What needs to be done: Set down the material below word for word, excluding the pictures.

Recorded information:

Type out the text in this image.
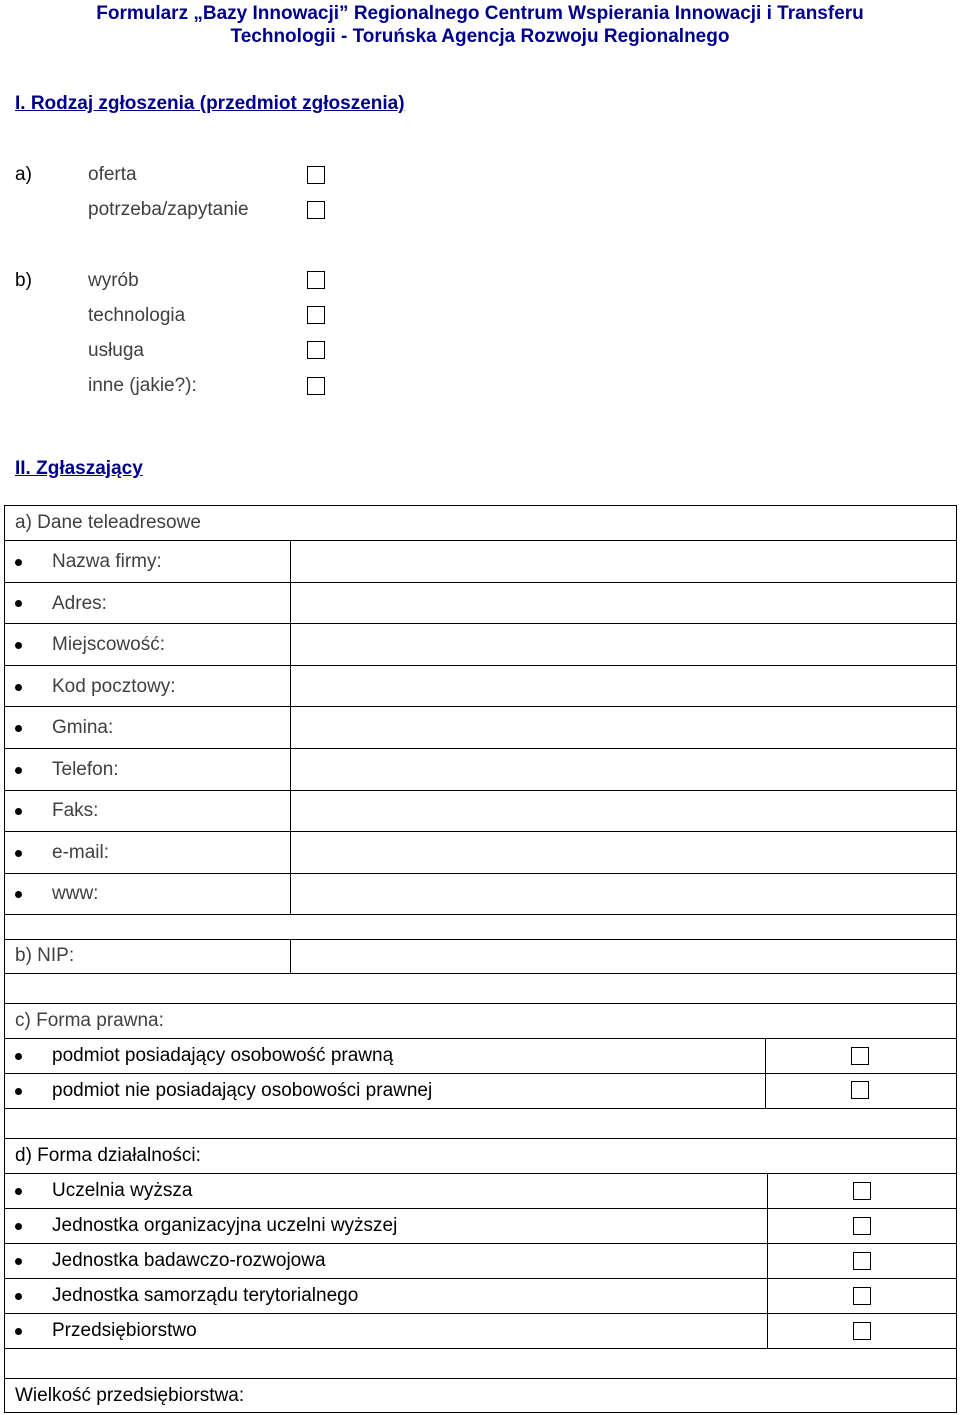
Formularz „Bazy Innowacji” Regionalnego Centrum Wspierania Innowacji i Transferu
Technologii - Toruńska Agencja Rozwoju Regionalnego
I. Rodzaj zgłoszenia (przedmiot zgłoszenia)
a)	oferta
potrzeba/zapytanie
b)	wyrób
technologia
usługa
inne (jakie?):
II. Zgłaszający
a) Dane teleadresowe
Nazwa firmy:
Adres:
Miejscowość:
Kod pocztowy:
Gmina:
Telefon:
Faks:
e-mail:
www:
b) NIP:
c) Forma prawna:
podmiot posiadający osobowość prawną
podmiot nie posiadający osobowości prawnej
d) Forma działalności:
Uczelnia wyższa
Jednostka organizacyjna uczelni wyższej
Jednostka badawczo-rozwojowa
Jednostka samorządu terytorialnego
Przedsiębiorstwo
Wielkość przedsiębiorstwa:
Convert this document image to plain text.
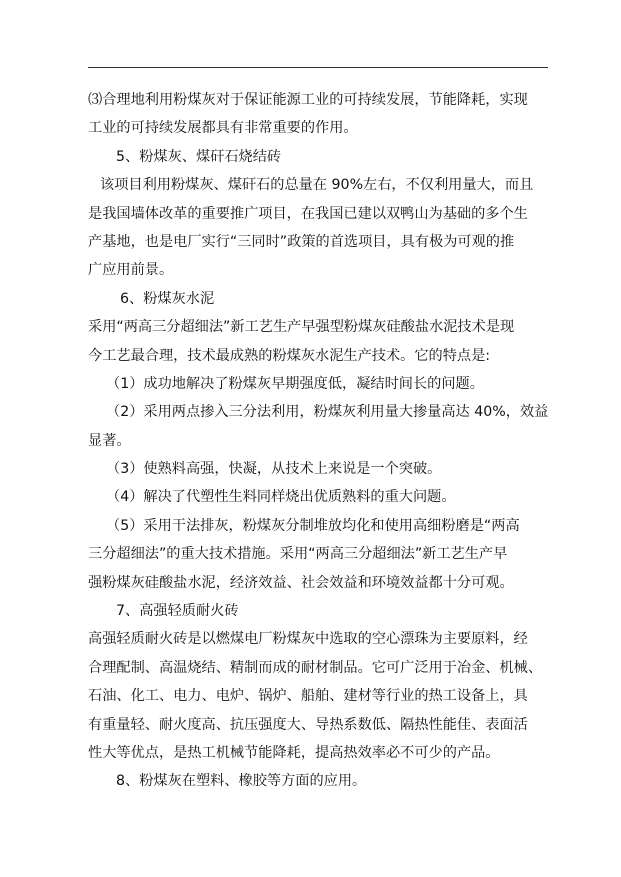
⑶合理地利用粉煤灰对于保证能源工业的可持续发展，节能降耗，实现
工业的可持续发展都具有非常重要的作用。
5、粉煤灰、煤矸石烧结砖
该项目利用粉煤灰、煤矸石的总量在 90%左右，不仅利用量大，而且
是我国墙体改革的重要推广项目，在我国已建以双鸭山为基础的多个生
产基地，也是电厂实行“三同时”政策的首选项目，具有极为可观的推
广应用前景。
6、粉煤灰水泥
采用“两高三分超细法”新工艺生产早强型粉煤灰硅酸盐水泥技术是现
今工艺最合理，技术最成熟的粉煤灰水泥生产技术。它的特点是:
（1）成功地解决了粉煤灰早期强度低，凝结时间长的问题。
（2）采用两点掺入三分法利用，粉煤灰利用量大掺量高达 40%，效益
显著。
（3）使熟料高强，快凝，从技术上来说是一个突破。
（4）解决了代塑性生料同样烧出优质熟料的重大问题。
（5）采用干法排灰，粉煤灰分制堆放均化和使用高细粉磨是“两高
三分超细法”的重大技术措施。采用“两高三分超细法”新工艺生产早
强粉煤灰硅酸盐水泥，经济效益、社会效益和环境效益都十分可观。
7、高强轻质耐火砖
高强轻质耐火砖是以燃煤电厂粉煤灰中选取的空心漂珠为主要原料，经
合理配制、高温烧结、精制而成的耐材制品。它可广泛用于冶金、机械、
石油、化工、电力、电炉、锅炉、船舶、建材等行业的热工设备上，具
有重量轻、耐火度高、抗压强度大、导热系数低、隔热性能佳、表面活
性大等优点，是热工机械节能降耗，提高热效率必不可少的产品。
8、粉煤灰在塑料、橡胶等方面的应用。
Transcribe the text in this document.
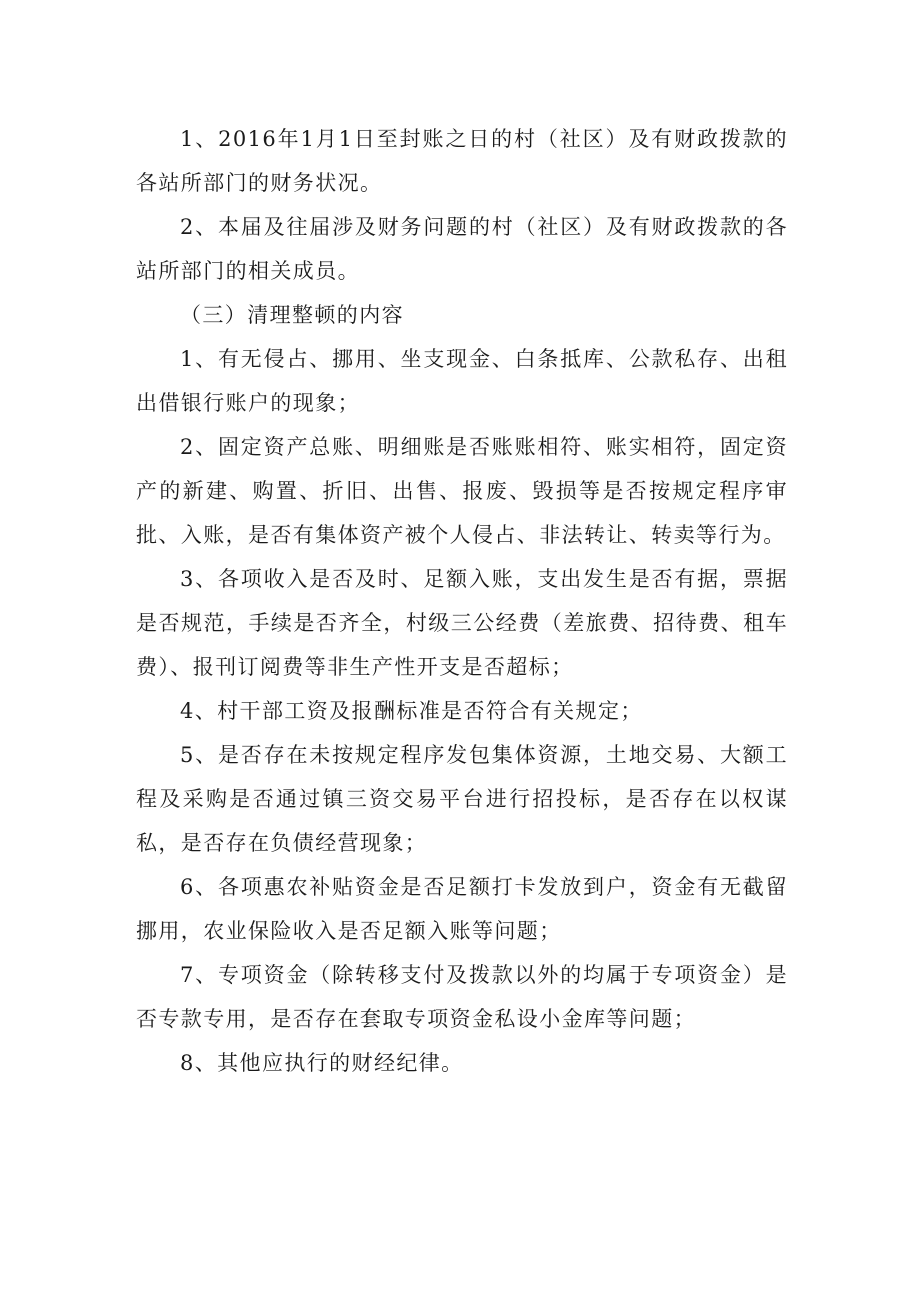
1、2016年1月1日至封账之日的村（社区）及有财政拨款的各站所部门的财务状况。

2、本届及往届涉及财务问题的村（社区）及有财政拨款的各站所部门的相关成员。

（三）清理整顿的内容

1、有无侵占、挪用、坐支现金、白条抵库、公款私存、出租出借银行账户的现象；

2、固定资产总账、明细账是否账账相符、账实相符，固定资产的新建、购置、折旧、出售、报废、毁损等是否按规定程序审批、入账，是否有集体资产被个人侵占、非法转让、转卖等行为。

3、各项收入是否及时、足额入账，支出发生是否有据，票据是否规范，手续是否齐全，村级三公经费（差旅费、招待费、租车费）、报刊订阅费等非生产性开支是否超标；

4、村干部工资及报酬标准是否符合有关规定；

5、是否存在未按规定程序发包集体资源，土地交易、大额工程及采购是否通过镇三资交易平台进行招投标，是否存在以权谋私，是否存在负债经营现象；

6、各项惠农补贴资金是否足额打卡发放到户，资金有无截留挪用，农业保险收入是否足额入账等问题；

7、专项资金（除转移支付及拨款以外的均属于专项资金）是否专款专用，是否存在套取专项资金私设小金库等问题；

8、其他应执行的财经纪律。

Solved exercise:
Type out the text in this image.
Formularz „Bazy Innowacji” Regionalnego Centrum Wspierania Innowacji i Transferu
Technologii - Toruńska Agencja Rozwoju Regionalnego
I. Rodzaj zgłoszenia (przedmiot zgłoszenia)
a)	oferta
potrzeba/zapytanie
b)	wyrób
technologia
usługa
inne (jakie?):
II. Zgłaszający
a) Dane teleadresowe
Nazwa firmy:
Adres:
Miejscowość:
Kod pocztowy:
Gmina:
Telefon:
Faks:
e-mail:
www:
b) NIP:
c) Forma prawna:
podmiot posiadający osobowość prawną
podmiot nie posiadający osobowości prawnej
d) Forma działalności:
Uczelnia wyższa
Jednostka organizacyjna uczelni wyższej
Jednostka badawczo-rozwojowa
Jednostka samorządu terytorialnego
Przedsiębiorstwo
Wielkość przedsiębiorstwa:
Convert this document image to plain text.
⑶合理地利用粉煤灰对于保证能源工业的可持续发展，节能降耗，实现
工业的可持续发展都具有非常重要的作用。
5、粉煤灰、煤矸石烧结砖
该项目利用粉煤灰、煤矸石的总量在 90%左右，不仅利用量大，而且
是我国墙体改革的重要推广项目，在我国已建以双鸭山为基础的多个生
产基地，也是电厂实行“三同时”政策的首选项目，具有极为可观的推
广应用前景。
6、粉煤灰水泥
采用“两高三分超细法”新工艺生产早强型粉煤灰硅酸盐水泥技术是现
今工艺最合理，技术最成熟的粉煤灰水泥生产技术。它的特点是:
（1）成功地解决了粉煤灰早期强度低，凝结时间长的问题。
（2）采用两点掺入三分法利用，粉煤灰利用量大掺量高达 40%，效益
显著。
（3）使熟料高强，快凝，从技术上来说是一个突破。
（4）解决了代塑性生料同样烧出优质熟料的重大问题。
（5）采用干法排灰，粉煤灰分制堆放均化和使用高细粉磨是“两高
三分超细法”的重大技术措施。采用“两高三分超细法”新工艺生产早
强粉煤灰硅酸盐水泥，经济效益、社会效益和环境效益都十分可观。
7、高强轻质耐火砖
高强轻质耐火砖是以燃煤电厂粉煤灰中选取的空心漂珠为主要原料，经
合理配制、高温烧结、精制而成的耐材制品。它可广泛用于冶金、机械、
石油、化工、电力、电炉、锅炉、船舶、建材等行业的热工设备上，具
有重量轻、耐火度高、抗压强度大、导热系数低、隔热性能佳、表面活
性大等优点，是热工机械节能降耗，提高热效率必不可少的产品。
8、粉煤灰在塑料、橡胶等方面的应用。
Transcribe the text in this document.
1、2016年1月1日至封账之日的村（社区）及有财政拨款的各站所部门的财务状况。

2、本届及往届涉及财务问题的村（社区）及有财政拨款的各站所部门的相关成员。

（三）清理整顿的内容

1、有无侵占、挪用、坐支现金、白条抵库、公款私存、出租出借银行账户的现象；

2、固定资产总账、明细账是否账账相符、账实相符，固定资产的新建、购置、折旧、出售、报废、毁损等是否按规定程序审批、入账，是否有集体资产被个人侵占、非法转让、转卖等行为。

3、各项收入是否及时、足额入账，支出发生是否有据，票据是否规范，手续是否齐全，村级三公经费（差旅费、招待费、租车费）、报刊订阅费等非生产性开支是否超标；

4、村干部工资及报酬标准是否符合有关规定；

5、是否存在未按规定程序发包集体资源，土地交易、大额工程及采购是否通过镇三资交易平台进行招投标，是否存在以权谋私，是否存在负债经营现象；

6、各项惠农补贴资金是否足额打卡发放到户，资金有无截留挪用，农业保险收入是否足额入账等问题；

7、专项资金（除转移支付及拨款以外的均属于专项资金）是否专款专用，是否存在套取专项资金私设小金库等问题；

8、其他应执行的财经纪律。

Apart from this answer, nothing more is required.